§ **Instructions for the task**
Across the following data, state how many lines include the word "download". Provide the number alone.
----
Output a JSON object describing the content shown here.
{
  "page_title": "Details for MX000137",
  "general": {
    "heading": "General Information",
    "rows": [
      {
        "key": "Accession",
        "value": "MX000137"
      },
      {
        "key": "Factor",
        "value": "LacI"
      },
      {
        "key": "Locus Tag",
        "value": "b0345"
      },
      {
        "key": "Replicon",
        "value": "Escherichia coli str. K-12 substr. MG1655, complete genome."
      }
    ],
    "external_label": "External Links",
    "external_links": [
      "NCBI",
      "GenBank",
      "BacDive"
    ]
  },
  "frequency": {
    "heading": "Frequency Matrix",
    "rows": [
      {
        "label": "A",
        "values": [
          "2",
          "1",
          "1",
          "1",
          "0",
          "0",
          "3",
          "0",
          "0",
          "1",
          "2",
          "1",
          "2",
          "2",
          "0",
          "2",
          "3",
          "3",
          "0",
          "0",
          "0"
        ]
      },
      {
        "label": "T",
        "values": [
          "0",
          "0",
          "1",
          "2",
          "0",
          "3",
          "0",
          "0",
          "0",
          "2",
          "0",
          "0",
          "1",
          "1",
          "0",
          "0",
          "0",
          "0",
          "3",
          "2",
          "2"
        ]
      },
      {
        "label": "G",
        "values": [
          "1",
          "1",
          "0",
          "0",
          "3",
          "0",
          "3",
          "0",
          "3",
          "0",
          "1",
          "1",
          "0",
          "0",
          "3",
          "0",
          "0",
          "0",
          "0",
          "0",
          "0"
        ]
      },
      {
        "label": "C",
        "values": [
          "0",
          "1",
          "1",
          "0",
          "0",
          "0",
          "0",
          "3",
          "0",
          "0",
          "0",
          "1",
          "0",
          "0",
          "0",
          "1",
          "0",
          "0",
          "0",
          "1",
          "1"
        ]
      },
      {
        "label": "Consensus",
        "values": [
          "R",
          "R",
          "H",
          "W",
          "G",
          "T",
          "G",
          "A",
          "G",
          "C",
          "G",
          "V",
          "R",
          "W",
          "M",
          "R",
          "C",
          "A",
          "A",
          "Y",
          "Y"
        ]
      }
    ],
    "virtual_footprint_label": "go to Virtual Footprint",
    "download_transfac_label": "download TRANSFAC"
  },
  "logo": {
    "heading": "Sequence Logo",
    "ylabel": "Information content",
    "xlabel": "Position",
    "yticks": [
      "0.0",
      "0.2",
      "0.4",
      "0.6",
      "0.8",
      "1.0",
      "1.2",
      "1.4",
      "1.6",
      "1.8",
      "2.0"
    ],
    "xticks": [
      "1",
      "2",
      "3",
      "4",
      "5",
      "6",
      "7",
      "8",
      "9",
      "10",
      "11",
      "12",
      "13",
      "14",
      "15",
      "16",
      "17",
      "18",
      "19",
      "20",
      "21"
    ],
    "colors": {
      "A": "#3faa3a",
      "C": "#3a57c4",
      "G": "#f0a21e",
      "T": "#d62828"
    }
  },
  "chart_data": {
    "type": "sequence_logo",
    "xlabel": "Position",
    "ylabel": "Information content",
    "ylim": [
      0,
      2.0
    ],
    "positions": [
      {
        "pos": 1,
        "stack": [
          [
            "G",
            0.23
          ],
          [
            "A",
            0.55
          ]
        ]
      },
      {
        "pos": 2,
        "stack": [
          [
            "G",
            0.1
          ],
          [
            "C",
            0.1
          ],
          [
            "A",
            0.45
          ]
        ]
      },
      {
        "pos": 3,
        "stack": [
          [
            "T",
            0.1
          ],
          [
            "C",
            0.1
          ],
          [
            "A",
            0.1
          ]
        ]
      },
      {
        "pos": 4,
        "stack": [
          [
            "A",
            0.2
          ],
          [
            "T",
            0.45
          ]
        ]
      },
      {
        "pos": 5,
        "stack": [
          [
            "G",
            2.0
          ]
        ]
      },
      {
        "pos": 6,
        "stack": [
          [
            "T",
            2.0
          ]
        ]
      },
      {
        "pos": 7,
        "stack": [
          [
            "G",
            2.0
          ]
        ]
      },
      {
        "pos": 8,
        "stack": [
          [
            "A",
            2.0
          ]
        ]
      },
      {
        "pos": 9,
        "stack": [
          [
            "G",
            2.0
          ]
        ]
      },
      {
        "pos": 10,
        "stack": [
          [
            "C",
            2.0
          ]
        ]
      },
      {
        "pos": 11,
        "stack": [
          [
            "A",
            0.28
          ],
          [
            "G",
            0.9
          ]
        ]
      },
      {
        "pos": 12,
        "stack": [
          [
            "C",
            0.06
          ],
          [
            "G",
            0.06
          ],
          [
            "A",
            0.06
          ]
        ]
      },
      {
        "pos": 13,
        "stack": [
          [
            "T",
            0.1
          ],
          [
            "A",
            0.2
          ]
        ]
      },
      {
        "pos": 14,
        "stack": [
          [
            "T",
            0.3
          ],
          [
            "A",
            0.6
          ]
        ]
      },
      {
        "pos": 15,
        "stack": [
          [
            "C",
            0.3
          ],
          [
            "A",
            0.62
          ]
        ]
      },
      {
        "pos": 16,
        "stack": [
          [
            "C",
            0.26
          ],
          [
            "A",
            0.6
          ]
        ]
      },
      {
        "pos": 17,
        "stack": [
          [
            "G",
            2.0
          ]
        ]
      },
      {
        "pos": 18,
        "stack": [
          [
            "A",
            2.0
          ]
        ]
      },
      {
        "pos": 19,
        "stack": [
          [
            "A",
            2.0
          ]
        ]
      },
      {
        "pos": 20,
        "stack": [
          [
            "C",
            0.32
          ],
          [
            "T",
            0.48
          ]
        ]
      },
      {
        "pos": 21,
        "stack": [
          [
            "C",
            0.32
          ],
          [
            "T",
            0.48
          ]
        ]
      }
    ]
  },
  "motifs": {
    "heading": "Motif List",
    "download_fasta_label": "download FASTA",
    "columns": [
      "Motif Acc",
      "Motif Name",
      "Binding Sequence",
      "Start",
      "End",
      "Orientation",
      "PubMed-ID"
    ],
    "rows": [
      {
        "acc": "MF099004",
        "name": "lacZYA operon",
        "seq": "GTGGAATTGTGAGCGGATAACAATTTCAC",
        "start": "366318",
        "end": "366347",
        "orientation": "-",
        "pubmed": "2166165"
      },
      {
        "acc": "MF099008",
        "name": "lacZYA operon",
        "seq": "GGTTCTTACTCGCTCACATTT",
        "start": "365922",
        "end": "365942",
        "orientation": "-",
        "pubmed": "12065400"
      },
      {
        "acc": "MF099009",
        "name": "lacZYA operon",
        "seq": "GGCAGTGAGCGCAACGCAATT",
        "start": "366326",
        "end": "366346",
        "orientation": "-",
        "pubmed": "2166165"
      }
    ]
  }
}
----
§ **Exercise response**
2